● **THE EXERCISE**:
Below is a block of data; give all of it again word for word.

┌────────

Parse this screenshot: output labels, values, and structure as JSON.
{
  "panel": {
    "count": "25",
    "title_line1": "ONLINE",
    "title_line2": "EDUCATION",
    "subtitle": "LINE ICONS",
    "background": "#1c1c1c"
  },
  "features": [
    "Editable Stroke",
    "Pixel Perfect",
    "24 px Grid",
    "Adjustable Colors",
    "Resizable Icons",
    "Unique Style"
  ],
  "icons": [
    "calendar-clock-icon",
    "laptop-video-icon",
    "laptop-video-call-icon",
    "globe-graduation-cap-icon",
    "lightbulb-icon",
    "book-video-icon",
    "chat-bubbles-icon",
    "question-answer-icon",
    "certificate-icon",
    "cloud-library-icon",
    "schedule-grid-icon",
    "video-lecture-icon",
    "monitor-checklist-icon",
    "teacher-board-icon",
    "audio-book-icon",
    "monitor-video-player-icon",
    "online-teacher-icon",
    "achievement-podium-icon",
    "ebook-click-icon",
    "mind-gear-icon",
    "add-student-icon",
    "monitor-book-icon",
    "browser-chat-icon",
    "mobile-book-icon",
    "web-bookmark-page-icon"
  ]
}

└────────

● **SOLVED PROBLEM**:
Parse this screenshot: output labels, values, and structure as JSON.
{
  "panel": {
    "count": "25",
    "title_line1": "ONLINE",
    "title_line2": "EDUCATION",
    "subtitle": "LINE ICONS",
    "background": "#1c1c1c"
  },
  "features": [
    "Editable Stroke",
    "Pixel Perfect",
    "24 px Grid",
    "Adjustable Colors",
    "Resizable Icons",
    "Unique Style"
  ],
  "icons": [
    "calendar-clock-icon",
    "laptop-video-icon",
    "laptop-video-call-icon",
    "globe-graduation-cap-icon",
    "lightbulb-icon",
    "book-video-icon",
    "chat-bubbles-icon",
    "question-answer-icon",
    "certificate-icon",
    "cloud-library-icon",
    "schedule-grid-icon",
    "video-lecture-icon",
    "monitor-checklist-icon",
    "teacher-board-icon",
    "audio-book-icon",
    "monitor-video-player-icon",
    "online-teacher-icon",
    "achievement-podium-icon",
    "ebook-click-icon",
    "mind-gear-icon",
    "add-student-icon",
    "monitor-book-icon",
    "browser-chat-icon",
    "mobile-book-icon",
    "web-bookmark-page-icon"
  ]
}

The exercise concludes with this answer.